A block of data
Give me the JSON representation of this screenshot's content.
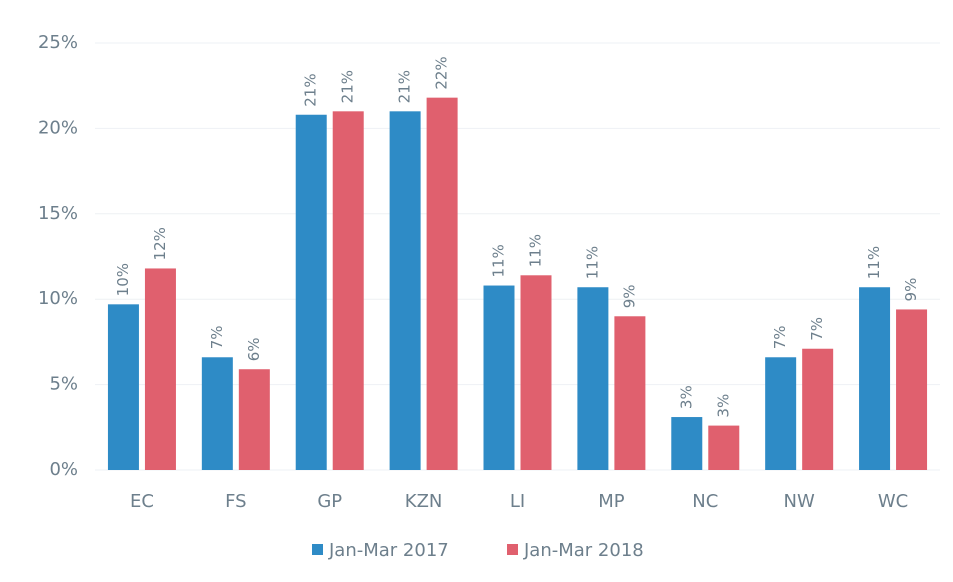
{
  "chart_data": {
    "type": "bar",
    "categories": [
      "EC",
      "FS",
      "GP",
      "KZN",
      "LI",
      "MP",
      "NC",
      "NW",
      "WC"
    ],
    "series": [
      {
        "name": "Jan-Mar 2017",
        "color": "#2e8bc6",
        "values": [
          9.7,
          6.6,
          20.8,
          21.0,
          10.8,
          10.7,
          3.1,
          6.6,
          10.7
        ],
        "value_labels": [
          "10%",
          "7%",
          "21%",
          "21%",
          "11%",
          "11%",
          "3%",
          "7%",
          "11%"
        ]
      },
      {
        "name": "Jan-Mar 2018",
        "color": "#e0606e",
        "values": [
          11.8,
          5.9,
          21.0,
          21.8,
          11.4,
          9.0,
          2.6,
          7.1,
          9.4
        ],
        "value_labels": [
          "12%",
          "6%",
          "21%",
          "22%",
          "11%",
          "9%",
          "3%",
          "7%",
          "9%"
        ]
      }
    ],
    "ylim": [
      0,
      25
    ],
    "yticks": [
      {
        "value": 0,
        "label": "0%"
      },
      {
        "value": 5,
        "label": "5%"
      },
      {
        "value": 10,
        "label": "10%"
      },
      {
        "value": 15,
        "label": "15%"
      },
      {
        "value": 20,
        "label": "20%"
      },
      {
        "value": 25,
        "label": "25%"
      }
    ],
    "grid": true,
    "legend": "bottom"
  }
}
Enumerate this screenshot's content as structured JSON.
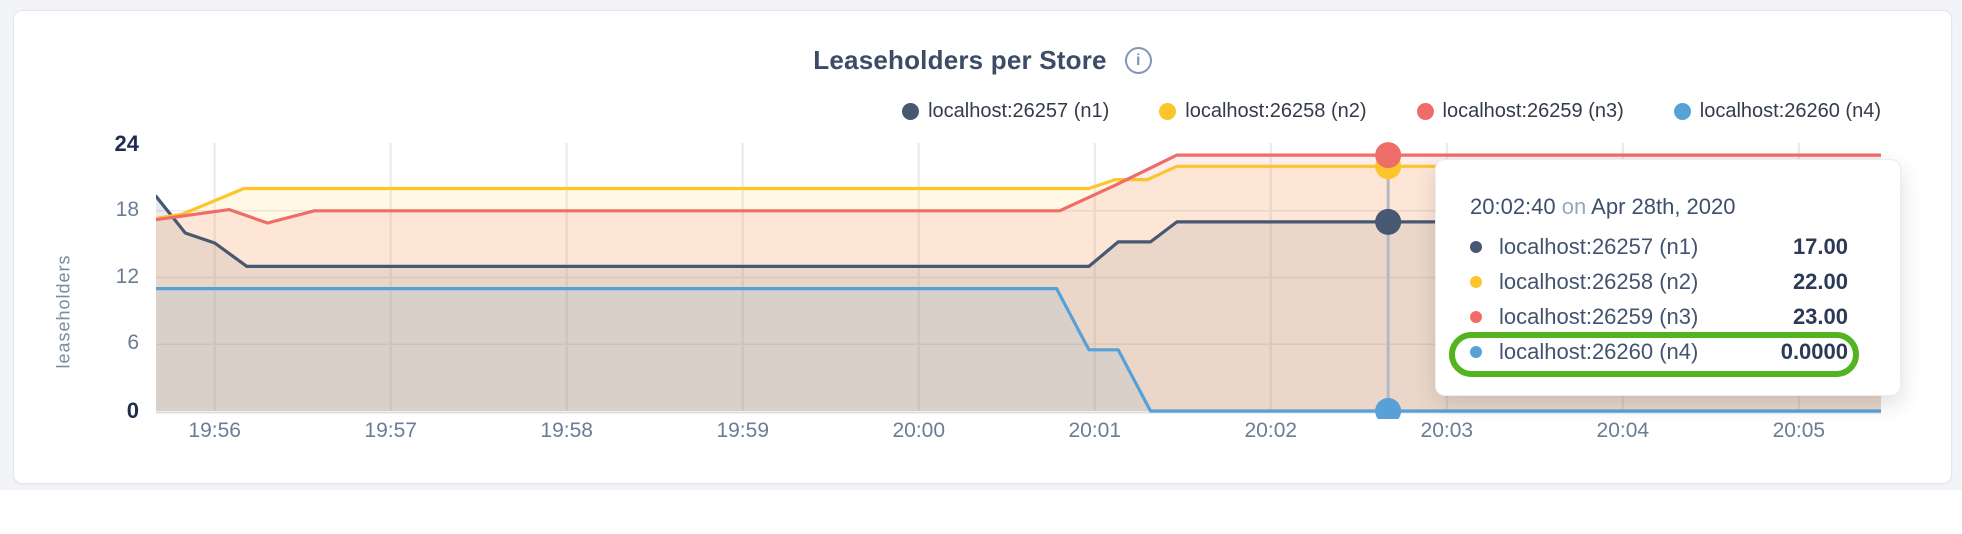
{
  "card": {
    "title": "Leaseholders per Store",
    "info_icon_glyph": "i"
  },
  "legend": {
    "items": [
      {
        "id": "n1",
        "label": "localhost:26257 (n1)",
        "color": "#475872"
      },
      {
        "id": "n2",
        "label": "localhost:26258 (n2)",
        "color": "#fcc52b"
      },
      {
        "id": "n3",
        "label": "localhost:26259 (n3)",
        "color": "#ef6d68"
      },
      {
        "id": "n4",
        "label": "localhost:26260 (n4)",
        "color": "#58a1d8"
      }
    ]
  },
  "chart_data": {
    "type": "area",
    "title": "Leaseholders per Store",
    "xlabel": "",
    "ylabel": "leaseholders",
    "ylim": [
      0,
      24
    ],
    "y_ticks": [
      0,
      6,
      12,
      18,
      24
    ],
    "y_ticks_strong": [
      0,
      24
    ],
    "x_ticks": [
      "19:56",
      "19:57",
      "19:58",
      "19:59",
      "20:00",
      "20:01",
      "20:02",
      "20:03",
      "20:04",
      "20:05"
    ],
    "x_range": [
      "19:55:40",
      "20:05:28"
    ],
    "grid": true,
    "legend_position": "top-right",
    "series": [
      {
        "name": "localhost:26257 (n1)",
        "color": "#475872",
        "points": [
          [
            "19:55:40",
            19.3
          ],
          [
            "19:55:50",
            16
          ],
          [
            "19:56:00",
            15.1
          ],
          [
            "19:56:11",
            13
          ],
          [
            "20:00:58",
            13
          ],
          [
            "20:01:08",
            15.2
          ],
          [
            "20:01:19",
            15.2
          ],
          [
            "20:01:28",
            17
          ],
          [
            "20:05:28",
            17
          ]
        ]
      },
      {
        "name": "localhost:26258 (n2)",
        "color": "#fcc52b",
        "points": [
          [
            "19:55:40",
            17.3
          ],
          [
            "19:55:49",
            17.7
          ],
          [
            "19:56:10",
            20
          ],
          [
            "20:00:58",
            20
          ],
          [
            "20:01:07",
            20.8
          ],
          [
            "20:01:18",
            20.8
          ],
          [
            "20:01:28",
            22
          ],
          [
            "20:05:28",
            22
          ]
        ]
      },
      {
        "name": "localhost:26259 (n3)",
        "color": "#ef6d68",
        "points": [
          [
            "19:55:40",
            17.2
          ],
          [
            "19:56:05",
            18.1
          ],
          [
            "19:56:18",
            16.9
          ],
          [
            "19:56:34",
            18
          ],
          [
            "20:00:48",
            18
          ],
          [
            "20:01:07",
            20.3
          ],
          [
            "20:01:28",
            23
          ],
          [
            "20:05:28",
            23
          ]
        ]
      },
      {
        "name": "localhost:26260 (n4)",
        "color": "#58a1d8",
        "points": [
          [
            "19:55:40",
            11
          ],
          [
            "20:00:47",
            11
          ],
          [
            "20:00:58",
            5.5
          ],
          [
            "20:01:08",
            5.5
          ],
          [
            "20:01:19",
            0
          ],
          [
            "20:05:28",
            0
          ]
        ]
      }
    ],
    "hover": {
      "time": "20:02:40",
      "values": [
        17,
        22,
        23,
        0
      ]
    },
    "fill_opacity": 0.12
  },
  "tooltip": {
    "time": "20:02:40",
    "connector": "on",
    "date": "Apr 28th, 2020",
    "rows": [
      {
        "label": "localhost:26257 (n1)",
        "value": "17.00",
        "color": "#475872",
        "highlighted": false
      },
      {
        "label": "localhost:26258 (n2)",
        "value": "22.00",
        "color": "#fcc52b",
        "highlighted": false
      },
      {
        "label": "localhost:26259 (n3)",
        "value": "23.00",
        "color": "#ef6d68",
        "highlighted": false
      },
      {
        "label": "localhost:26260 (n4)",
        "value": "0.0000",
        "color": "#58a1d8",
        "highlighted": true
      }
    ],
    "highlight_color": "#53b320"
  },
  "colors": {
    "grid": "#e7eaf0",
    "baseline": "#d9dde4",
    "hover_line": "#b3bac4",
    "title": "#3d4c66",
    "axis_tick": "#6b7d95",
    "axis_tick_strong": "#1f2d4d"
  }
}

Written exercise. Please repeat the entries exactly. Do not include the pictures.

Full response.
Give me the JSON representation of this screenshot's content.
{
  "chart_data": {
    "type": "bar",
    "categories": [
      "EC",
      "FS",
      "GP",
      "KZN",
      "LI",
      "MP",
      "NC",
      "NW",
      "WC"
    ],
    "series": [
      {
        "name": "Jan-Mar 2017",
        "color": "#2e8bc6",
        "values": [
          9.7,
          6.6,
          20.8,
          21.0,
          10.8,
          10.7,
          3.1,
          6.6,
          10.7
        ],
        "value_labels": [
          "10%",
          "7%",
          "21%",
          "21%",
          "11%",
          "11%",
          "3%",
          "7%",
          "11%"
        ]
      },
      {
        "name": "Jan-Mar 2018",
        "color": "#e0606e",
        "values": [
          11.8,
          5.9,
          21.0,
          21.8,
          11.4,
          9.0,
          2.6,
          7.1,
          9.4
        ],
        "value_labels": [
          "12%",
          "6%",
          "21%",
          "22%",
          "11%",
          "9%",
          "3%",
          "7%",
          "9%"
        ]
      }
    ],
    "ylim": [
      0,
      25
    ],
    "yticks": [
      {
        "value": 0,
        "label": "0%"
      },
      {
        "value": 5,
        "label": "5%"
      },
      {
        "value": 10,
        "label": "10%"
      },
      {
        "value": 15,
        "label": "15%"
      },
      {
        "value": 20,
        "label": "20%"
      },
      {
        "value": 25,
        "label": "25%"
      }
    ],
    "grid": true,
    "legend": "bottom"
  }
}
Enumerate this screenshot's content as structured JSON.
{
  "card": {
    "title": "Leaseholders per Store",
    "info_icon_glyph": "i"
  },
  "legend": {
    "items": [
      {
        "id": "n1",
        "label": "localhost:26257 (n1)",
        "color": "#475872"
      },
      {
        "id": "n2",
        "label": "localhost:26258 (n2)",
        "color": "#fcc52b"
      },
      {
        "id": "n3",
        "label": "localhost:26259 (n3)",
        "color": "#ef6d68"
      },
      {
        "id": "n4",
        "label": "localhost:26260 (n4)",
        "color": "#58a1d8"
      }
    ]
  },
  "chart_data": {
    "type": "area",
    "title": "Leaseholders per Store",
    "xlabel": "",
    "ylabel": "leaseholders",
    "ylim": [
      0,
      24
    ],
    "y_ticks": [
      0,
      6,
      12,
      18,
      24
    ],
    "y_ticks_strong": [
      0,
      24
    ],
    "x_ticks": [
      "19:56",
      "19:57",
      "19:58",
      "19:59",
      "20:00",
      "20:01",
      "20:02",
      "20:03",
      "20:04",
      "20:05"
    ],
    "x_range": [
      "19:55:40",
      "20:05:28"
    ],
    "grid": true,
    "legend_position": "top-right",
    "series": [
      {
        "name": "localhost:26257 (n1)",
        "color": "#475872",
        "points": [
          [
            "19:55:40",
            19.3
          ],
          [
            "19:55:50",
            16
          ],
          [
            "19:56:00",
            15.1
          ],
          [
            "19:56:11",
            13
          ],
          [
            "20:00:58",
            13
          ],
          [
            "20:01:08",
            15.2
          ],
          [
            "20:01:19",
            15.2
          ],
          [
            "20:01:28",
            17
          ],
          [
            "20:05:28",
            17
          ]
        ]
      },
      {
        "name": "localhost:26258 (n2)",
        "color": "#fcc52b",
        "points": [
          [
            "19:55:40",
            17.3
          ],
          [
            "19:55:49",
            17.7
          ],
          [
            "19:56:10",
            20
          ],
          [
            "20:00:58",
            20
          ],
          [
            "20:01:07",
            20.8
          ],
          [
            "20:01:18",
            20.8
          ],
          [
            "20:01:28",
            22
          ],
          [
            "20:05:28",
            22
          ]
        ]
      },
      {
        "name": "localhost:26259 (n3)",
        "color": "#ef6d68",
        "points": [
          [
            "19:55:40",
            17.2
          ],
          [
            "19:56:05",
            18.1
          ],
          [
            "19:56:18",
            16.9
          ],
          [
            "19:56:34",
            18
          ],
          [
            "20:00:48",
            18
          ],
          [
            "20:01:07",
            20.3
          ],
          [
            "20:01:28",
            23
          ],
          [
            "20:05:28",
            23
          ]
        ]
      },
      {
        "name": "localhost:26260 (n4)",
        "color": "#58a1d8",
        "points": [
          [
            "19:55:40",
            11
          ],
          [
            "20:00:47",
            11
          ],
          [
            "20:00:58",
            5.5
          ],
          [
            "20:01:08",
            5.5
          ],
          [
            "20:01:19",
            0
          ],
          [
            "20:05:28",
            0
          ]
        ]
      }
    ],
    "hover": {
      "time": "20:02:40",
      "values": [
        17,
        22,
        23,
        0
      ]
    },
    "fill_opacity": 0.12
  },
  "tooltip": {
    "time": "20:02:40",
    "connector": "on",
    "date": "Apr 28th, 2020",
    "rows": [
      {
        "label": "localhost:26257 (n1)",
        "value": "17.00",
        "color": "#475872",
        "highlighted": false
      },
      {
        "label": "localhost:26258 (n2)",
        "value": "22.00",
        "color": "#fcc52b",
        "highlighted": false
      },
      {
        "label": "localhost:26259 (n3)",
        "value": "23.00",
        "color": "#ef6d68",
        "highlighted": false
      },
      {
        "label": "localhost:26260 (n4)",
        "value": "0.0000",
        "color": "#58a1d8",
        "highlighted": true
      }
    ],
    "highlight_color": "#53b320"
  },
  "colors": {
    "grid": "#e7eaf0",
    "baseline": "#d9dde4",
    "hover_line": "#b3bac4",
    "title": "#3d4c66",
    "axis_tick": "#6b7d95",
    "axis_tick_strong": "#1f2d4d"
  }
}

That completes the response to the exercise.